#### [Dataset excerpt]

** Begin **

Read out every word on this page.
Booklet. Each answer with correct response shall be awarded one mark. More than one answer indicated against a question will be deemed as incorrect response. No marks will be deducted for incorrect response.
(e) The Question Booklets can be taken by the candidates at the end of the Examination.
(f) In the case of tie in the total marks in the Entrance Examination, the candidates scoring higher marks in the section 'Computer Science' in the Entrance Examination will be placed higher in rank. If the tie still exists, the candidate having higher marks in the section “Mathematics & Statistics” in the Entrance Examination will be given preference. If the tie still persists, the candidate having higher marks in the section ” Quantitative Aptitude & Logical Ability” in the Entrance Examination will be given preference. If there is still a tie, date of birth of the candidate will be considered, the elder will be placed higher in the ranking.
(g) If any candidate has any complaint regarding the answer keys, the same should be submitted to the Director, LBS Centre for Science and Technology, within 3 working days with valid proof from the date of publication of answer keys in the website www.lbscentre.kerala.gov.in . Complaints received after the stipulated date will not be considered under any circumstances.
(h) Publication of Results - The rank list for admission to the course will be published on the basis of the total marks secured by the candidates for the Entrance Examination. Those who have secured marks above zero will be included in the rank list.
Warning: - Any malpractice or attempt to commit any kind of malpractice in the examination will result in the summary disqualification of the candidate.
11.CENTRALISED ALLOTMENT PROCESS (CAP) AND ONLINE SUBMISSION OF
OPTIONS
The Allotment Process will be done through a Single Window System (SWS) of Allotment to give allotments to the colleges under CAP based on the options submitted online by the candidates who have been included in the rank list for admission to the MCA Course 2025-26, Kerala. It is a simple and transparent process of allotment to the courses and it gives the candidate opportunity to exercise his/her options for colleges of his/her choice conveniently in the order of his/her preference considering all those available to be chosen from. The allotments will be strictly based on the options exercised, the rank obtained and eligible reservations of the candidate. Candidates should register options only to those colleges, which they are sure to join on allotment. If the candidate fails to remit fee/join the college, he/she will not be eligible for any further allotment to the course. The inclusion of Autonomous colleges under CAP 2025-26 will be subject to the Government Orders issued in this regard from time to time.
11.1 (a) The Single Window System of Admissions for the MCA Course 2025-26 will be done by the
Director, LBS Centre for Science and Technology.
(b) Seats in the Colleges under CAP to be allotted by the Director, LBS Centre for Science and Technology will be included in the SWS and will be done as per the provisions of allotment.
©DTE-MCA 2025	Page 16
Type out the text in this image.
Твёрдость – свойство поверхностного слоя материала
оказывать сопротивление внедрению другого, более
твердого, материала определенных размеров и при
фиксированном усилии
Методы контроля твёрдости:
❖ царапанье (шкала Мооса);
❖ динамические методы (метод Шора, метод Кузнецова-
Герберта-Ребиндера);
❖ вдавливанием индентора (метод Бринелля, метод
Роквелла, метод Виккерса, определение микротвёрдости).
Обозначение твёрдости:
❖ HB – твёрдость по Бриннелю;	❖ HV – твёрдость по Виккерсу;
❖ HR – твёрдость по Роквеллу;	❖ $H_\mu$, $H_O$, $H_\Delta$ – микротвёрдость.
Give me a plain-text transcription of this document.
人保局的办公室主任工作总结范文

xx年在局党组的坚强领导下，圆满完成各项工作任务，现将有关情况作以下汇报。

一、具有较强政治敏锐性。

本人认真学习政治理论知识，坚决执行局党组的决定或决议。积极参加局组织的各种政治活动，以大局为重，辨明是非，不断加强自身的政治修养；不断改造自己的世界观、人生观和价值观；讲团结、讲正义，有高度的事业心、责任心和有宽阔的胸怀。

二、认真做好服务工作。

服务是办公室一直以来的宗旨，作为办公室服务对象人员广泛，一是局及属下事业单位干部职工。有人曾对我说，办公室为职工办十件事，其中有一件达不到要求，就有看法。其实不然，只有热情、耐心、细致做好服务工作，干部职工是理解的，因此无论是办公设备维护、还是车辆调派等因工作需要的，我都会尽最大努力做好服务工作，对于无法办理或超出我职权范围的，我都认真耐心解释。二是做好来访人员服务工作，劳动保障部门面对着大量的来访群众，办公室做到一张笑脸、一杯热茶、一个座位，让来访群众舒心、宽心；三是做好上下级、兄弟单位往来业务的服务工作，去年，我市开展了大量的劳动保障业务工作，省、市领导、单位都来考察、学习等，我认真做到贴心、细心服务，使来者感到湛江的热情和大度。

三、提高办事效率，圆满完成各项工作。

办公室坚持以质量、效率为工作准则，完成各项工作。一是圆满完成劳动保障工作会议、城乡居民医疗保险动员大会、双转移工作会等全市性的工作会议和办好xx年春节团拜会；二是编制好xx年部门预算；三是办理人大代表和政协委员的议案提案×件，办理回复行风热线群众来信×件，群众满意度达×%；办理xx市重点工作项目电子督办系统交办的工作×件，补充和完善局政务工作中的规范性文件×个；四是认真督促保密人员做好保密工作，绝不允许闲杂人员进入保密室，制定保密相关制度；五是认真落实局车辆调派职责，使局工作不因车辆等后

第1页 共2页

** End **

#### [Aim of the exercise]
Reproduce every record above exactly as it appears.

#### [Result below]
Read out every word on this page.
Booklet. Each answer with correct response shall be awarded one mark. More than one answer indicated against a question will be deemed as incorrect response. No marks will be deducted for incorrect response.
(e) The Question Booklets can be taken by the candidates at the end of the Examination.
(f) In the case of tie in the total marks in the Entrance Examination, the candidates scoring higher marks in the section 'Computer Science' in the Entrance Examination will be placed higher in rank. If the tie still exists, the candidate having higher marks in the section “Mathematics & Statistics” in the Entrance Examination will be given preference. If the tie still persists, the candidate having higher marks in the section ” Quantitative Aptitude & Logical Ability” in the Entrance Examination will be given preference. If there is still a tie, date of birth of the candidate will be considered, the elder will be placed higher in the ranking.
(g) If any candidate has any complaint regarding the answer keys, the same should be submitted to the Director, LBS Centre for Science and Technology, within 3 working days with valid proof from the date of publication of answer keys in the website www.lbscentre.kerala.gov.in . Complaints received after the stipulated date will not be considered under any circumstances.
(h) Publication of Results - The rank list for admission to the course will be published on the basis of the total marks secured by the candidates for the Entrance Examination. Those who have secured marks above zero will be included in the rank list.
Warning: - Any malpractice or attempt to commit any kind of malpractice in the examination will result in the summary disqualification of the candidate.
11.CENTRALISED ALLOTMENT PROCESS (CAP) AND ONLINE SUBMISSION OF
OPTIONS
The Allotment Process will be done through a Single Window System (SWS) of Allotment to give allotments to the colleges under CAP based on the options submitted online by the candidates who have been included in the rank list for admission to the MCA Course 2025-26, Kerala. It is a simple and transparent process of allotment to the courses and it gives the candidate opportunity to exercise his/her options for colleges of his/her choice conveniently in the order of his/her preference considering all those available to be chosen from. The allotments will be strictly based on the options exercised, the rank obtained and eligible reservations of the candidate. Candidates should register options only to those colleges, which they are sure to join on allotment. If the candidate fails to remit fee/join the college, he/she will not be eligible for any further allotment to the course. The inclusion of Autonomous colleges under CAP 2025-26 will be subject to the Government Orders issued in this regard from time to time.
11.1 (a) The Single Window System of Admissions for the MCA Course 2025-26 will be done by the
Director, LBS Centre for Science and Technology.
(b) Seats in the Colleges under CAP to be allotted by the Director, LBS Centre for Science and Technology will be included in the SWS and will be done as per the provisions of allotment.
©DTE-MCA 2025	Page 16
Type out the text in this image.
Твёрдость – свойство поверхностного слоя материала
оказывать сопротивление внедрению другого, более
твердого, материала определенных размеров и при
фиксированном усилии
Методы контроля твёрдости:
❖ царапанье (шкала Мооса);
❖ динамические методы (метод Шора, метод Кузнецова-
Герберта-Ребиндера);
❖ вдавливанием индентора (метод Бринелля, метод
Роквелла, метод Виккерса, определение микротвёрдости).
Обозначение твёрдости:
❖ HB – твёрдость по Бриннелю;	❖ HV – твёрдость по Виккерсу;
❖ HR – твёрдость по Роквеллу;	❖ $H_\mu$, $H_O$, $H_\Delta$ – микротвёрдость.
Give me a plain-text transcription of this document.
人保局的办公室主任工作总结范文

xx年在局党组的坚强领导下，圆满完成各项工作任务，现将有关情况作以下汇报。

一、具有较强政治敏锐性。

本人认真学习政治理论知识，坚决执行局党组的决定或决议。积极参加局组织的各种政治活动，以大局为重，辨明是非，不断加强自身的政治修养；不断改造自己的世界观、人生观和价值观；讲团结、讲正义，有高度的事业心、责任心和有宽阔的胸怀。

二、认真做好服务工作。

服务是办公室一直以来的宗旨，作为办公室服务对象人员广泛，一是局及属下事业单位干部职工。有人曾对我说，办公室为职工办十件事，其中有一件达不到要求，就有看法。其实不然，只有热情、耐心、细致做好服务工作，干部职工是理解的，因此无论是办公设备维护、还是车辆调派等因工作需要的，我都会尽最大努力做好服务工作，对于无法办理或超出我职权范围的，我都认真耐心解释。二是做好来访人员服务工作，劳动保障部门面对着大量的来访群众，办公室做到一张笑脸、一杯热茶、一个座位，让来访群众舒心、宽心；三是做好上下级、兄弟单位往来业务的服务工作，去年，我市开展了大量的劳动保障业务工作，省、市领导、单位都来考察、学习等，我认真做到贴心、细心服务，使来者感到湛江的热情和大度。

三、提高办事效率，圆满完成各项工作。

办公室坚持以质量、效率为工作准则，完成各项工作。一是圆满完成劳动保障工作会议、城乡居民医疗保险动员大会、双转移工作会等全市性的工作会议和办好xx年春节团拜会；二是编制好xx年部门预算；三是办理人大代表和政协委员的议案提案×件，办理回复行风热线群众来信×件，群众满意度达×%；办理xx市重点工作项目电子督办系统交办的工作×件，补充和完善局政务工作中的规范性文件×个；四是认真督促保密人员做好保密工作，绝不允许闲杂人员进入保密室，制定保密相关制度；五是认真落实局车辆调派职责，使局工作不因车辆等后

第1页 共2页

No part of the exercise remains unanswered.